◆ **Data for this task**:
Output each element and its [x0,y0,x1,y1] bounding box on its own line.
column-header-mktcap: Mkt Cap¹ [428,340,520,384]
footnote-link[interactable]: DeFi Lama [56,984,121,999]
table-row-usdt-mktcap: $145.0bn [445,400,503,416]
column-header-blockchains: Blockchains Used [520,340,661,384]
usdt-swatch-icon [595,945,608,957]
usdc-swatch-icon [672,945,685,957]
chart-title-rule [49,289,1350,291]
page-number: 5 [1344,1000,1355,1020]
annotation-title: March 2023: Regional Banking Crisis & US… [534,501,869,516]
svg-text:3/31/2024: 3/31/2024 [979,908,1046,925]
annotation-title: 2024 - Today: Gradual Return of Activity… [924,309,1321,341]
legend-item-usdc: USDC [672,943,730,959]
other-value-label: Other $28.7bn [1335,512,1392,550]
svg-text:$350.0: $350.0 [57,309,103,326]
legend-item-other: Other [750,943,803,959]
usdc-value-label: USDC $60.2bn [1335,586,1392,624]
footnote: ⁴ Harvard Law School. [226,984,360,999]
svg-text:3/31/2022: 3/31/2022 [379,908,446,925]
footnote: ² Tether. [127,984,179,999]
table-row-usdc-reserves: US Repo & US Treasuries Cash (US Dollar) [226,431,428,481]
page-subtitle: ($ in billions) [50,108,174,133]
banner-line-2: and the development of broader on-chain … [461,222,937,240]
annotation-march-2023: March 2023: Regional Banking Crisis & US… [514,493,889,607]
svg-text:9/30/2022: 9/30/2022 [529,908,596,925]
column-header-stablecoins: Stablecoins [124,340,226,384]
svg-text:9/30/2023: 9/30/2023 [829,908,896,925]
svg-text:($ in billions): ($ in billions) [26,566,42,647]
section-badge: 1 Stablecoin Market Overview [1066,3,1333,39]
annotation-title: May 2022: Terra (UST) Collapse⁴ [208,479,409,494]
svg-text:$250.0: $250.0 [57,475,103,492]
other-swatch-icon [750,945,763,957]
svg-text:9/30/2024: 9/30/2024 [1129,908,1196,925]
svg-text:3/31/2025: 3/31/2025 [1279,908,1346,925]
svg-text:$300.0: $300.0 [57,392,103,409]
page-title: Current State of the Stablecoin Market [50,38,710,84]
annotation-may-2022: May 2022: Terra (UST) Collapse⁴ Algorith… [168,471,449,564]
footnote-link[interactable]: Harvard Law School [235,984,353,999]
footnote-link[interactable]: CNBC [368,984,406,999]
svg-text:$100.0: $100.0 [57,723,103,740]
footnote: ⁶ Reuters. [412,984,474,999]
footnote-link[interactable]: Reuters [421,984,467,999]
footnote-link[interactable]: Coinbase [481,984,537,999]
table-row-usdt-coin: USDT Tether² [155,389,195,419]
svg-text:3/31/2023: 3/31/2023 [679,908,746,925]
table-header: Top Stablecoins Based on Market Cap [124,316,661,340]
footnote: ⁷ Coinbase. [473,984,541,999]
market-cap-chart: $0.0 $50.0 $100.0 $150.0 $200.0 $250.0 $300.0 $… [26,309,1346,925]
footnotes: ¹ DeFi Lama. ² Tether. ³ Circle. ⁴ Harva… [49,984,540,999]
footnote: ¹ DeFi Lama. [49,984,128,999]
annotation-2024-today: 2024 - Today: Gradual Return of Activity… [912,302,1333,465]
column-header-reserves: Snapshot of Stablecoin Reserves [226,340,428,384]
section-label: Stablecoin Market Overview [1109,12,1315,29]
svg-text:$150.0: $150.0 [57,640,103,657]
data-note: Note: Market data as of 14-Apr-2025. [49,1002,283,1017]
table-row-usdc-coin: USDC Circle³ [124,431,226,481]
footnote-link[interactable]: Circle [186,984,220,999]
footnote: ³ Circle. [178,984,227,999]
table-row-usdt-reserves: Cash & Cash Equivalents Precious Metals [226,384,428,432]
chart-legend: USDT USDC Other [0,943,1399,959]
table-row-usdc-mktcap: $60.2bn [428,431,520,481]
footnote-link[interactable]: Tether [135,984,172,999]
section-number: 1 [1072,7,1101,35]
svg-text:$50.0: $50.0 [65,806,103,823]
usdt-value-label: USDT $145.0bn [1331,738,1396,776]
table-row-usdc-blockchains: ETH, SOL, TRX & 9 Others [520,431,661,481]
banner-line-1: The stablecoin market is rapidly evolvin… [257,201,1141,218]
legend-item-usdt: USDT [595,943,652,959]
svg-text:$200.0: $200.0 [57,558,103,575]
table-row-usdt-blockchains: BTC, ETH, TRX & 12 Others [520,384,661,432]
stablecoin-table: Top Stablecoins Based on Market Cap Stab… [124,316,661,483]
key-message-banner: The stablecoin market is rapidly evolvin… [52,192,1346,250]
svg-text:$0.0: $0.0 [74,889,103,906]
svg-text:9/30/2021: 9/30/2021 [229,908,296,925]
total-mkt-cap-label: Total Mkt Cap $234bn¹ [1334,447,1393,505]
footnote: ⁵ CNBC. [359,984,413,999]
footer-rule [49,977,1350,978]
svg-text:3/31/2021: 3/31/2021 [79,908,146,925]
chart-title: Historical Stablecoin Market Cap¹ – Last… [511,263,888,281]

◆ **What is needed**: Copy out everything from the first line of the data down to the line containing "svg-text:$350.0: $350.0 [57,309,103,326]", including both, character for character.

◆ **Result of this exercise**:
Output each element and its [x0,y0,x1,y1] bounding box on its own line.
column-header-mktcap: Mkt Cap¹ [428,340,520,384]
footnote-link[interactable]: DeFi Lama [56,984,121,999]
table-row-usdt-mktcap: $145.0bn [445,400,503,416]
column-header-blockchains: Blockchains Used [520,340,661,384]
usdt-swatch-icon [595,945,608,957]
usdc-swatch-icon [672,945,685,957]
chart-title-rule [49,289,1350,291]
page-number: 5 [1344,1000,1355,1020]
annotation-title: March 2023: Regional Banking Crisis & US… [534,501,869,516]
svg-text:3/31/2024: 3/31/2024 [979,908,1046,925]
annotation-title: 2024 - Today: Gradual Return of Activity… [924,309,1321,341]
legend-item-usdc: USDC [672,943,730,959]
other-value-label: Other $28.7bn [1335,512,1392,550]
svg-text:$350.0: $350.0 [57,309,103,326]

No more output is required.